-- start MATERIAL SUPPLIED --
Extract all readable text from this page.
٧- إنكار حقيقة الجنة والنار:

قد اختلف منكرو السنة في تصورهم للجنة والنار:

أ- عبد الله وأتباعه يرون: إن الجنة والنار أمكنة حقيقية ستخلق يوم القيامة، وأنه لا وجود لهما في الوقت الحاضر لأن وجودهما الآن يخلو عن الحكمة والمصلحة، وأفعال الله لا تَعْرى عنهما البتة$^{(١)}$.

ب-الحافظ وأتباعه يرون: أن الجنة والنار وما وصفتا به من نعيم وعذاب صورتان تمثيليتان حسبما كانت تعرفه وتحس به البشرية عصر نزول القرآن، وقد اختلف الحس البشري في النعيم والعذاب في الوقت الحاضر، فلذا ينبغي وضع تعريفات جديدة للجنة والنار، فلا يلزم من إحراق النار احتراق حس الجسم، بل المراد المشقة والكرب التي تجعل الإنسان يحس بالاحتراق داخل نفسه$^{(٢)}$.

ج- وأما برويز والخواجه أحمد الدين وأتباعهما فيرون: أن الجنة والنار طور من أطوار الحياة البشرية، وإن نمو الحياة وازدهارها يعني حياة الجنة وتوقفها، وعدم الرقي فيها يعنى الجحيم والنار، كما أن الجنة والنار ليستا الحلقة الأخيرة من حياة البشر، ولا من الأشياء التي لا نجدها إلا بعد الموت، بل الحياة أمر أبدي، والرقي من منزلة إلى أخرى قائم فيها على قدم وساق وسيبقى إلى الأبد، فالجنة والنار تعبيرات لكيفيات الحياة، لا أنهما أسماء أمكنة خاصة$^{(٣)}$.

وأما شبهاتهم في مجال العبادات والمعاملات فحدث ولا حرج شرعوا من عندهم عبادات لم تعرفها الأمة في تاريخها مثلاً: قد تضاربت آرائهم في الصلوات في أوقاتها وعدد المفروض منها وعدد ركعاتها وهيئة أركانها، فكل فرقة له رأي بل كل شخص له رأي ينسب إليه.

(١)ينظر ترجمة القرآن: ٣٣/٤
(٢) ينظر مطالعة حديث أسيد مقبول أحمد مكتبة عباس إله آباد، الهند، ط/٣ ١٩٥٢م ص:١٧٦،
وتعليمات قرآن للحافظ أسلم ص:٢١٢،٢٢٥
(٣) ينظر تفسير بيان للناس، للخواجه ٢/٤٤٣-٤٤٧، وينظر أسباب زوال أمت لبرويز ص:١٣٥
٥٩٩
-- end MATERIAL SUPPLIED --
■ **TASK REQUIREMENTS**
Read through the entries and copy every line that includes "وأما".

■ **WRITTEN SOLUTION**
ج- وأما برويز والخواجه أحمد الدين وأتباعهما فيرون: أن الجنة والنار طور من أطوار الحياة البشرية، وإن نمو الحياة وازدهارها يعني حياة الجنة وتوقفها، وعدم الرقي فيها يعنى الجحيم والنار، كما أن الجنة والنار ليستا الحلقة الأخيرة من حياة البشر، ولا من الأشياء التي لا نجدها إلا بعد الموت، بل الحياة أمر أبدي، والرقي من منزلة إلى أخرى قائم فيها على قدم وساق وسيبقى إلى الأبد، فالجنة والنار تعبيرات لكيفيات الحياة، لا أنهما أسماء أمكنة خاصة$^{(٣)}$.
وأما شبهاتهم في مجال العبادات والمعاملات فحدث ولا حرج شرعوا من عندهم عبادات لم تعرفها الأمة في تاريخها مثلاً: قد تضاربت آرائهم في الصلوات في أوقاتها وعدد المفروض منها وعدد ركعاتها وهيئة أركانها، فكل فرقة له رأي بل كل شخص له رأي ينسب إليه.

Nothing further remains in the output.